EXERCISE REQUIREMENTS:
Your task is to copy every line of the entries that contains "watermark".

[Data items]
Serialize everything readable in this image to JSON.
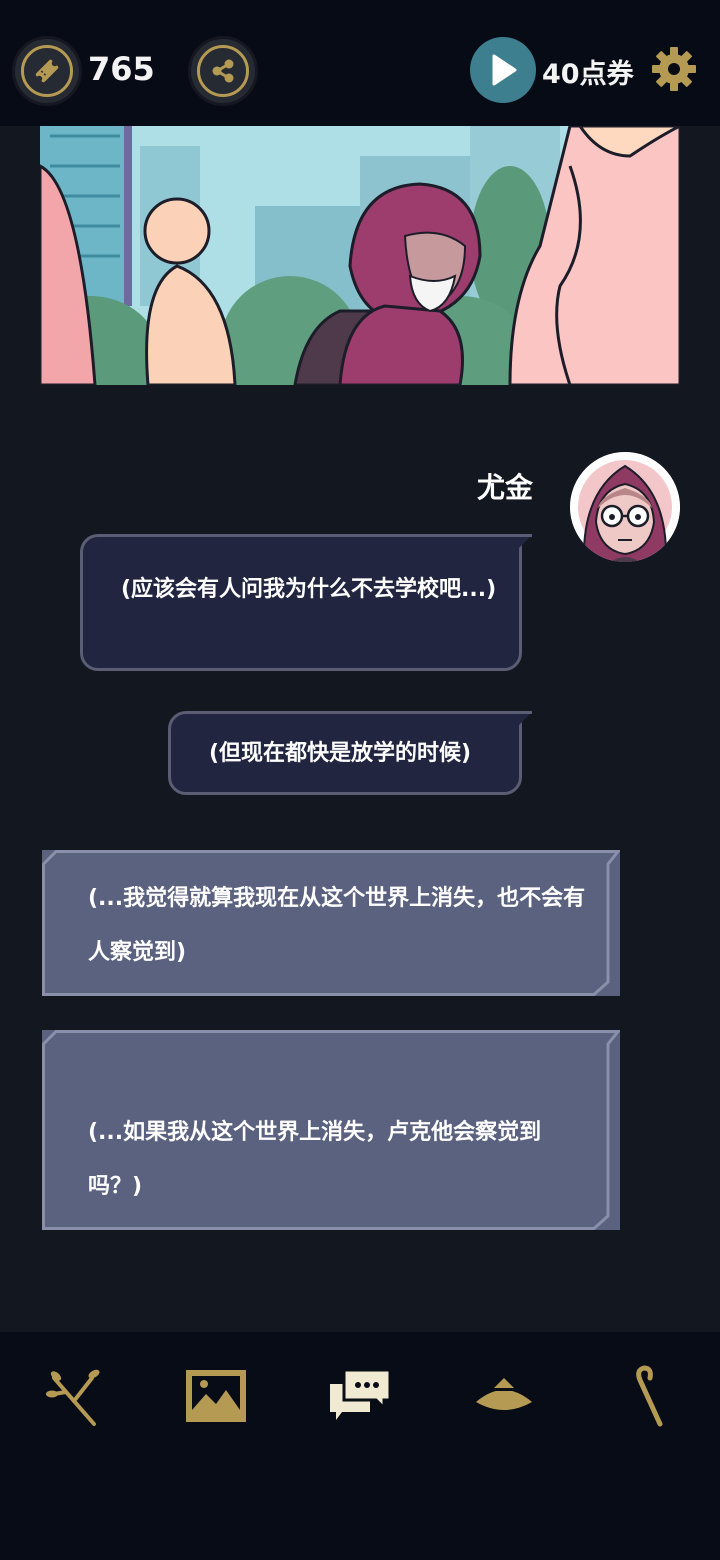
{
  "topbar": {
    "ticket_count": "765",
    "coupon_label": "40点券"
  },
  "dialogue": {
    "speaker": "尤金",
    "messages": [
      "(应该会有人问我为什么不去学校吧...)",
      "(但现在都快是放学的时候)",
      "(...我觉得就算我现在从这个世界上消失，也不会有人察觉到)",
      "(...如果我从这个世界上消失，卢克他会察觉到吗？)"
    ]
  },
  "bottom_nav": {
    "items": [
      "branch-icon",
      "gallery-icon",
      "chat-log-icon",
      "hat-icon",
      "cane-icon"
    ],
    "active_index": 2
  },
  "colors": {
    "accent_gold": "#b59a54",
    "play_teal": "#3d7f8e",
    "bubble_dark": "#212540",
    "bubble_light": "#5b627f"
  }
}
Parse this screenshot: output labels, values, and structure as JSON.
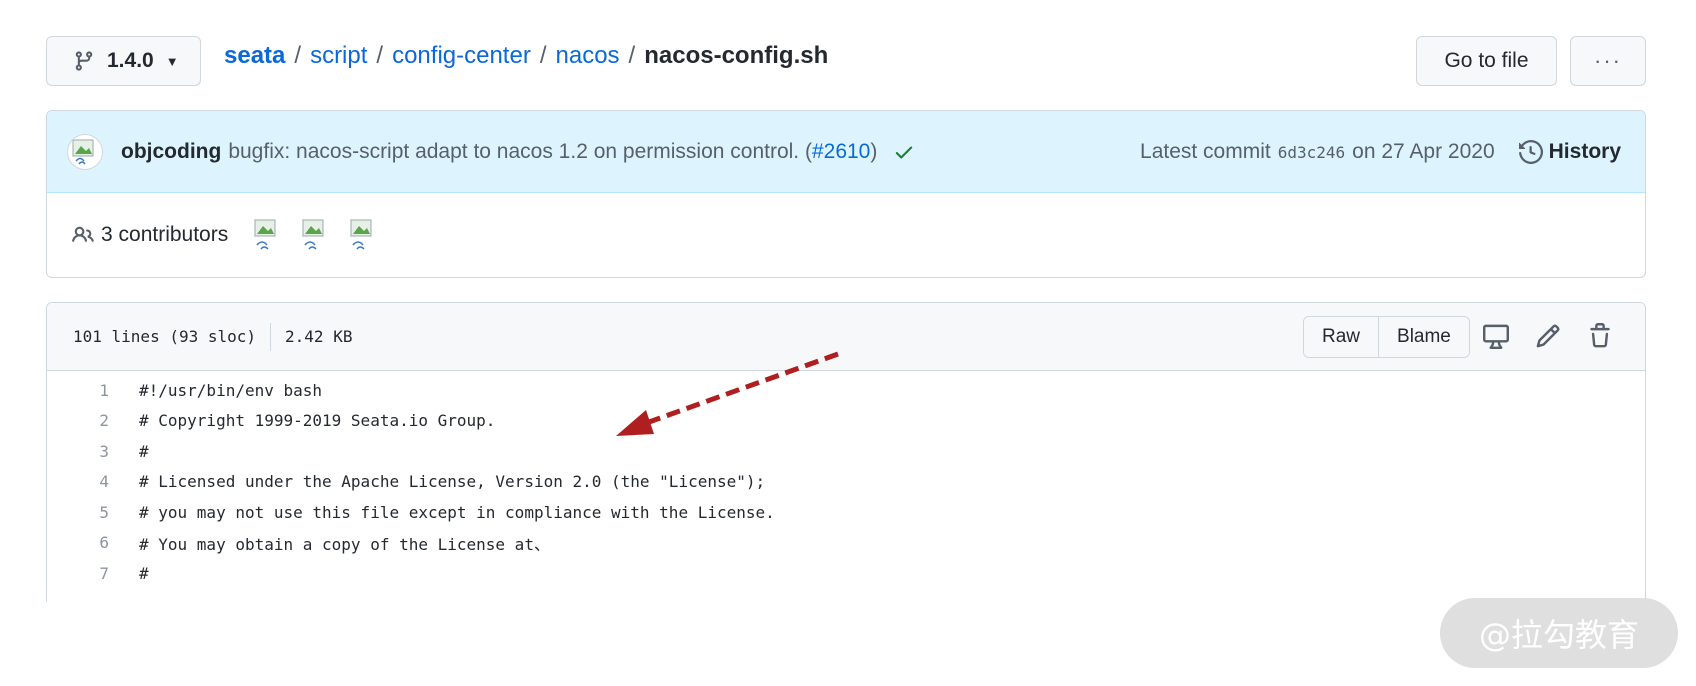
{
  "toolbar": {
    "branch": "1.4.0",
    "breadcrumb": [
      {
        "label": "seata"
      },
      {
        "label": "script"
      },
      {
        "label": "config-center"
      },
      {
        "label": "nacos"
      }
    ],
    "separator": "/",
    "current_file": "nacos-config.sh",
    "go_to_file": "Go to file",
    "more": "···"
  },
  "commit": {
    "author": "objcoding",
    "message": "bugfix: nacos-script adapt to nacos 1.2 on permission control. (",
    "pr_link": "#2610",
    "message_end": ")",
    "latest_label": "Latest commit",
    "sha": "6d3c246",
    "date": "on 27 Apr 2020",
    "history": "History"
  },
  "contributors": {
    "label": "3 contributors",
    "count": 3
  },
  "file": {
    "lines_info": "101 lines (93 sloc)",
    "size": "2.42 KB",
    "raw": "Raw",
    "blame": "Blame"
  },
  "code_lines": [
    {
      "num": "1",
      "text": "#!/usr/bin/env bash"
    },
    {
      "num": "2",
      "text": "# Copyright 1999-2019 Seata.io Group."
    },
    {
      "num": "3",
      "text": "#"
    },
    {
      "num": "4",
      "text": "# Licensed under the Apache License, Version 2.0 (the \"License\");"
    },
    {
      "num": "5",
      "text": "# you may not use this file except in compliance with the License."
    },
    {
      "num": "6",
      "text": "# You may obtain a copy of the License at、"
    },
    {
      "num": "7",
      "text": "#"
    }
  ],
  "watermark": "@拉勾教育",
  "colors": {
    "link": "#0969da",
    "commit_bg": "#ddf4ff",
    "success": "#1a7f37",
    "annotation_arrow": "#b01f1f"
  }
}
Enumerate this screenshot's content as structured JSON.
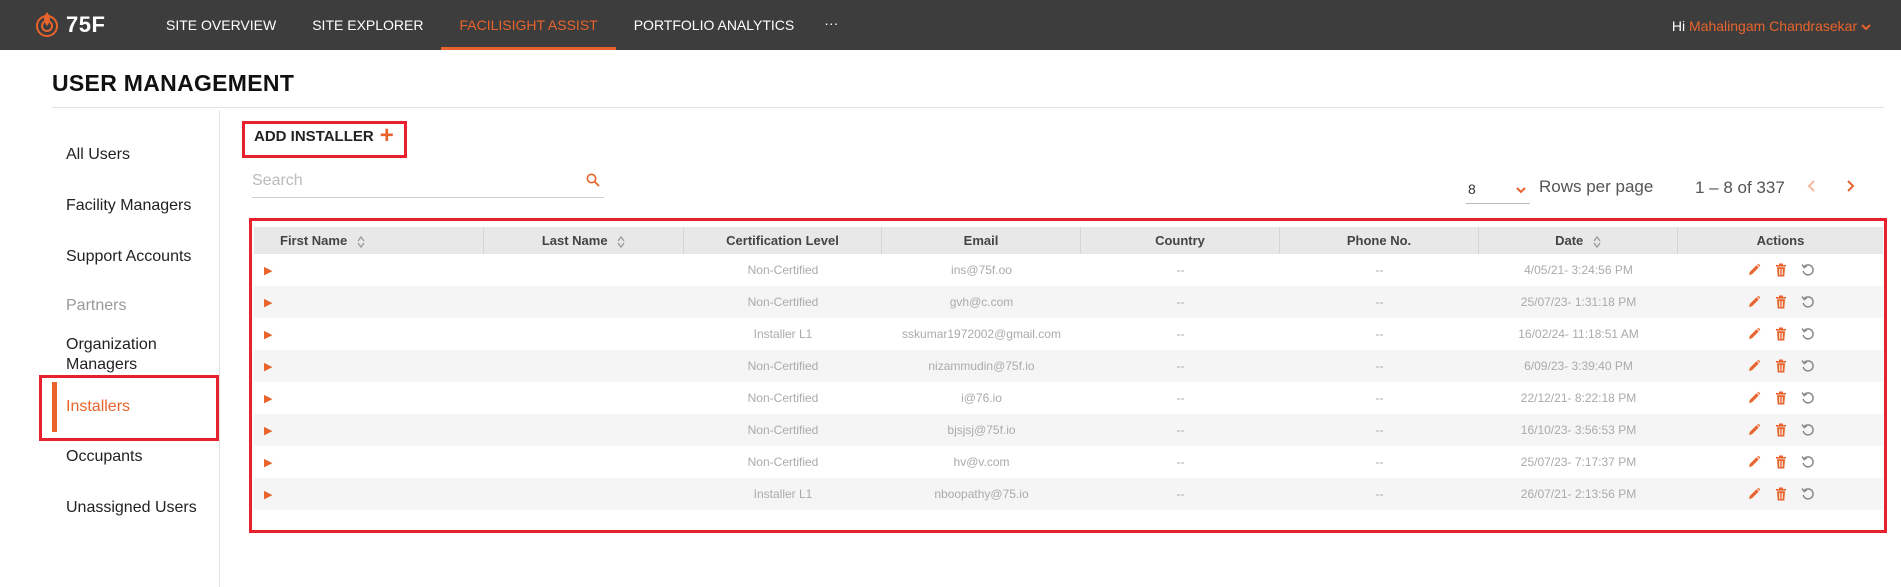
{
  "brand": {
    "logo_text": "75F"
  },
  "nav": {
    "items": [
      {
        "label": "SITE OVERVIEW"
      },
      {
        "label": "SITE EXPLORER"
      },
      {
        "label": "FACILISIGHT ASSIST"
      },
      {
        "label": "PORTFOLIO ANALYTICS"
      }
    ],
    "more_label": "···",
    "active_index": 2
  },
  "greeting": {
    "prefix": "Hi",
    "user": "Mahalingam Chandrasekar"
  },
  "page": {
    "title": "USER MANAGEMENT"
  },
  "sidebar": {
    "items": [
      {
        "label": "All Users"
      },
      {
        "label": "Facility Managers"
      },
      {
        "label": "Support Accounts"
      },
      {
        "label": "Partners"
      },
      {
        "label": "Organization Managers"
      },
      {
        "label": "Installers"
      },
      {
        "label": "Occupants"
      },
      {
        "label": "Unassigned Users"
      }
    ],
    "active_label": "Installers"
  },
  "toolbar": {
    "add_label": "ADD INSTALLER",
    "add_symbol": "+"
  },
  "search": {
    "placeholder": "Search",
    "value": ""
  },
  "pagination": {
    "rows_per_page_value": "8",
    "rows_per_page_label": "Rows per page",
    "range_text": "1 – 8 of 337"
  },
  "table": {
    "columns": [
      {
        "label": "First Name",
        "sortable": true
      },
      {
        "label": "Last Name",
        "sortable": true
      },
      {
        "label": "Certification Level",
        "sortable": false
      },
      {
        "label": "Email",
        "sortable": false
      },
      {
        "label": "Country",
        "sortable": false
      },
      {
        "label": "Phone No.",
        "sortable": false
      },
      {
        "label": "Date",
        "sortable": true
      },
      {
        "label": "Actions",
        "sortable": false
      }
    ],
    "rows": [
      {
        "first": "",
        "last": "",
        "cert": "Non-Certified",
        "email": "ins@75f.oo",
        "country": "--",
        "phone": "--",
        "date": "4/05/21- 3:24:56 PM"
      },
      {
        "first": "",
        "last": "",
        "cert": "Non-Certified",
        "email": "gvh@c.com",
        "country": "--",
        "phone": "--",
        "date": "25/07/23- 1:31:18 PM"
      },
      {
        "first": "",
        "last": "",
        "cert": "Installer L1",
        "email": "sskumar1972002@gmail.com",
        "country": "--",
        "phone": "--",
        "date": "16/02/24- 11:18:51 AM"
      },
      {
        "first": "",
        "last": "",
        "cert": "Non-Certified",
        "email": "nizammudin@75f.io",
        "country": "--",
        "phone": "--",
        "date": "6/09/23- 3:39:40 PM"
      },
      {
        "first": "",
        "last": "",
        "cert": "Non-Certified",
        "email": "i@76.io",
        "country": "--",
        "phone": "--",
        "date": "22/12/21- 8:22:18 PM"
      },
      {
        "first": "",
        "last": "",
        "cert": "Non-Certified",
        "email": "bjsjsj@75f.io",
        "country": "--",
        "phone": "--",
        "date": "16/10/23- 3:56:53 PM"
      },
      {
        "first": "",
        "last": "",
        "cert": "Non-Certified",
        "email": "hv@v.com",
        "country": "--",
        "phone": "--",
        "date": "25/07/23- 7:17:37 PM"
      },
      {
        "first": "",
        "last": "",
        "cert": "Installer L1",
        "email": "nboopathy@75.io",
        "country": "--",
        "phone": "--",
        "date": "26/07/21- 2:13:56 PM"
      }
    ]
  },
  "colors": {
    "accent": "#e8642c",
    "topbar": "#3d3d3d",
    "highlight": "#e8212e"
  }
}
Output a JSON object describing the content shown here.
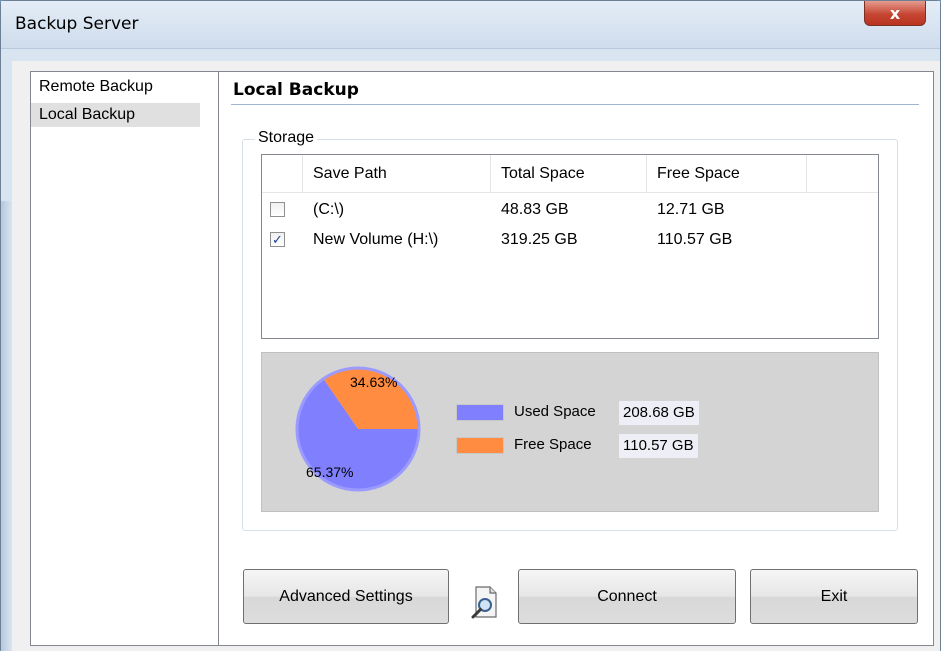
{
  "window": {
    "title": "Backup Server",
    "close_glyph": "x"
  },
  "sidebar": {
    "items": [
      {
        "label": "Remote Backup",
        "selected": false
      },
      {
        "label": "Local Backup",
        "selected": true
      }
    ]
  },
  "panel": {
    "title": "Local Backup",
    "storage": {
      "group_label": "Storage",
      "columns": [
        "",
        "Save Path",
        "Total Space",
        "Free Space",
        ""
      ],
      "rows": [
        {
          "checked": false,
          "save_path": " (C:\\)",
          "total_space": "48.83 GB",
          "free_space": "12.71 GB"
        },
        {
          "checked": true,
          "save_path": "New Volume (H:\\)",
          "total_space": "319.25 GB",
          "free_space": "110.57 GB"
        }
      ]
    },
    "chart_data": {
      "type": "pie",
      "slices": [
        {
          "name": "Used Space",
          "value": 65.37,
          "label": "65.37%",
          "color": "#8080ff"
        },
        {
          "name": "Free Space",
          "value": 34.63,
          "label": "34.63%",
          "color": "#ff8c40"
        }
      ],
      "legend": [
        {
          "label": "Used Space",
          "value": "208.68 GB",
          "color": "#8080ff"
        },
        {
          "label": "Free Space",
          "value": "110.57 GB",
          "color": "#ff8c40"
        }
      ]
    }
  },
  "buttons": {
    "advanced": "Advanced Settings",
    "connect": "Connect",
    "exit": "Exit"
  },
  "icons": {
    "browse": "magnifier-document-icon"
  }
}
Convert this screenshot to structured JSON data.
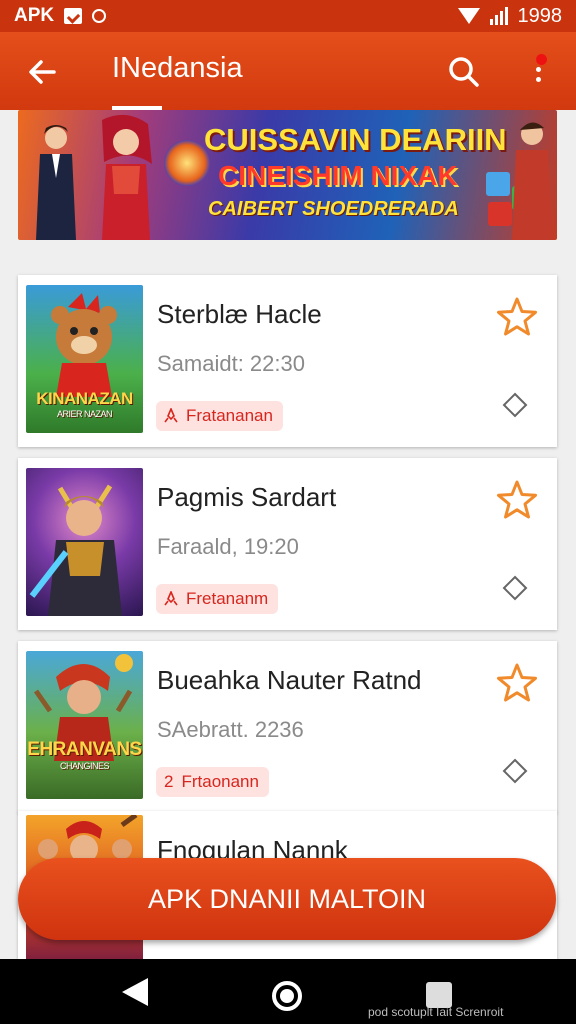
{
  "status_bar": {
    "app_label": "APK",
    "time": "1998"
  },
  "app_bar": {
    "title": "INedansia"
  },
  "banner": {
    "line1": "CUISSAVIN DEARIIN",
    "line2": "CINEISHIM NIXAK",
    "line3": "CAIBERT SHOEDRERADA"
  },
  "games": [
    {
      "name": "Sterblæ Hacle",
      "date": "Samaidt: 22:30",
      "tag": "Fratananan",
      "thumb_title": "KINANAZAN",
      "thumb_sub": "ARIER NAZAN"
    },
    {
      "name": "Pagmis Sardart",
      "date": "Faraald, 19:20",
      "tag": "Fretananm"
    },
    {
      "name": "Bueahka Nauter Ratnd",
      "date": "SAebratt. 2236",
      "tag": "Frtaonann",
      "tag_icon": "2",
      "thumb_title": "EHRANVANS",
      "thumb_sub": "CHANGINES"
    },
    {
      "name": "Fnogulan Nannk"
    }
  ],
  "fab": {
    "label": "APK DNANII MALTOIN"
  },
  "watermark": "pod scotuplt Iait Screnroit",
  "colors": {
    "accent": "#d63a10",
    "tag_bg": "#fde2e0",
    "tag_text": "#d8261e",
    "star": "#f08a2a"
  },
  "icons": [
    "arrow-left-icon",
    "search-icon",
    "more-vert-icon",
    "star-outline-icon",
    "diamond-outline-icon",
    "rocket-icon",
    "back-triangle-icon",
    "home-circle-icon",
    "recent-square-icon"
  ]
}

FULL ANSWER:
  "watermark": "@拉勾教育",
  "watermark": "pod scotuplt Iait Screnroit",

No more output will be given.